╭─ Rows

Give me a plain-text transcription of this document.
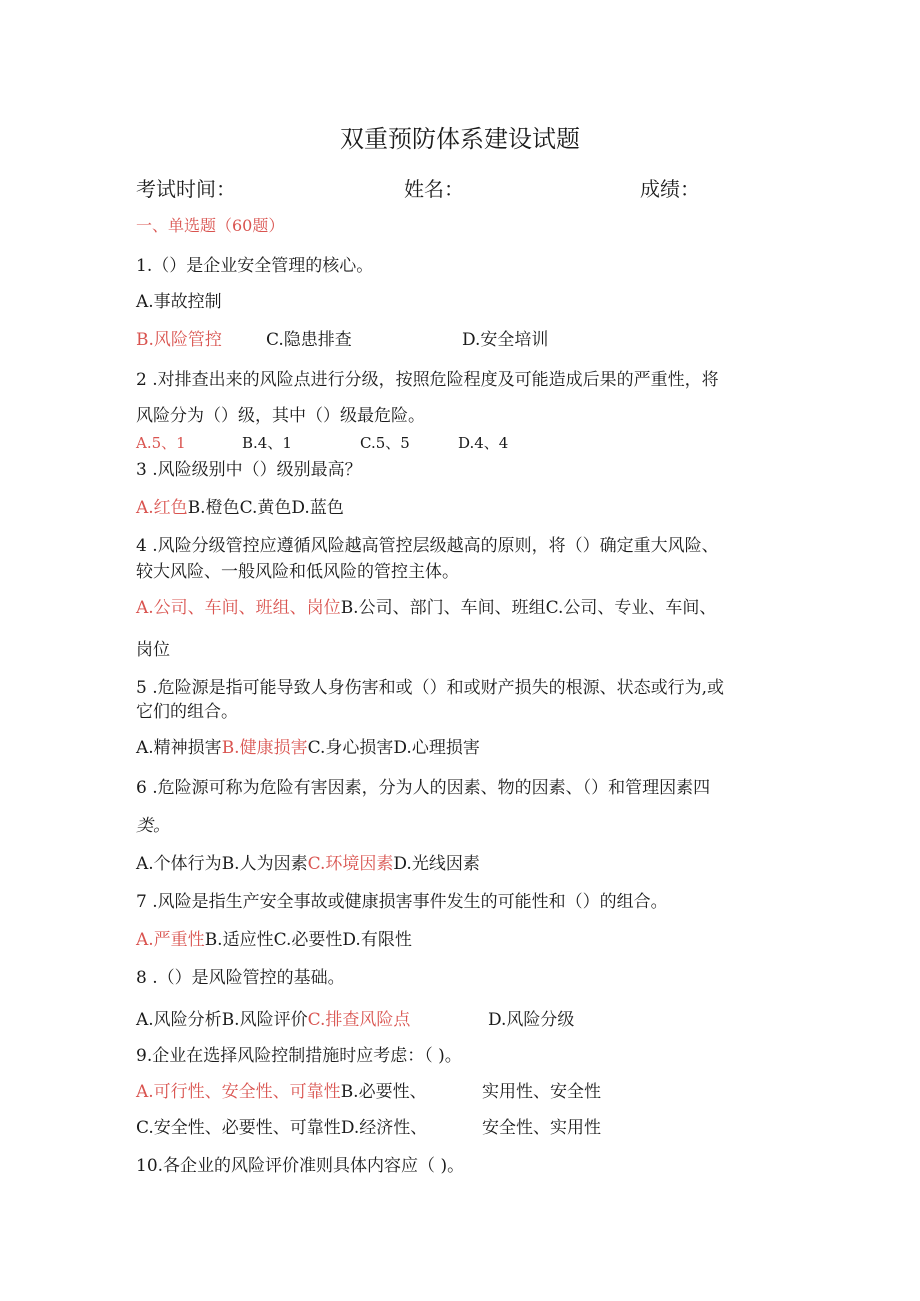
双重预防体系建设试题
考试时间：	姓名：	成绩：
一、单选题（60题）
1.（）是企业安全管理的核心。
A.事故控制
B.风险管控	C.隐患排查	D.安全培训
2 .对排查出来的风险点进行分级，按照危险程度及可能造成后果的严重性，将
风险分为（）级，其中（）级最危险。
A.5、1	B.4、1	C.5、5	D.4、4
3 .风险级别中（）级别最高？
A.红色B.橙色C.黄色D.蓝色
4 .风险分级管控应遵循风险越高管控层级越高的原则，将（）确定重大风险、
较大风险、一般风险和低风险的管控主体。
A.公司、车间、班组、岗位B.公司、部门、车间、班组C.公司、专业、车间、
岗位
5 .危险源是指可能导致人身伤害和或（）和或财产损失的根源、状态或行为,或
它们的组合。
A.精神损害B.健康损害C.身心损害D.心理损害
6 .危险源可称为危险有害因素，分为人的因素、物的因素、（）和管理因素四
类。
A.个体行为B.人为因素C.环境因素D.光线因素
7 .风险是指生产安全事故或健康损害事件发生的可能性和（）的组合。
A.严重性B.适应性C.必要性D.有限性
8 .（）是风险管控的基础。
A.风险分析B.风险评价C.排查风险点	D.风险分级
9.企业在选择风险控制措施时应考虑：（ )。
A.可行性、安全性、可靠性B.必要性、	实用性、安全性
C.安全性、必要性、可靠性D.经济性、	安全性、实用性
10.各企业的风险评价准则具体内容应（ )。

╰─

● Exercise description: Copy every record above exactly as written, but leave out the pictures.

● Exercise solution:
Give me a plain-text transcription of this document.
双重预防体系建设试题
考试时间：	姓名：	成绩：
一、单选题（60题）
1.（）是企业安全管理的核心。
A.事故控制
B.风险管控	C.隐患排查	D.安全培训
2 .对排查出来的风险点进行分级，按照危险程度及可能造成后果的严重性，将
风险分为（）级，其中（）级最危险。
A.5、1	B.4、1	C.5、5	D.4、4
3 .风险级别中（）级别最高？
A.红色B.橙色C.黄色D.蓝色
4 .风险分级管控应遵循风险越高管控层级越高的原则，将（）确定重大风险、
较大风险、一般风险和低风险的管控主体。
A.公司、车间、班组、岗位B.公司、部门、车间、班组C.公司、专业、车间、
岗位
5 .危险源是指可能导致人身伤害和或（）和或财产损失的根源、状态或行为,或
它们的组合。
A.精神损害B.健康损害C.身心损害D.心理损害
6 .危险源可称为危险有害因素，分为人的因素、物的因素、（）和管理因素四
类。
A.个体行为B.人为因素C.环境因素D.光线因素
7 .风险是指生产安全事故或健康损害事件发生的可能性和（）的组合。
A.严重性B.适应性C.必要性D.有限性
8 .（）是风险管控的基础。
A.风险分析B.风险评价C.排查风险点	D.风险分级
9.企业在选择风险控制措施时应考虑：（ )。
A.可行性、安全性、可靠性B.必要性、	实用性、安全性
C.安全性、必要性、可靠性D.经济性、	安全性、实用性
10.各企业的风险评价准则具体内容应（ )。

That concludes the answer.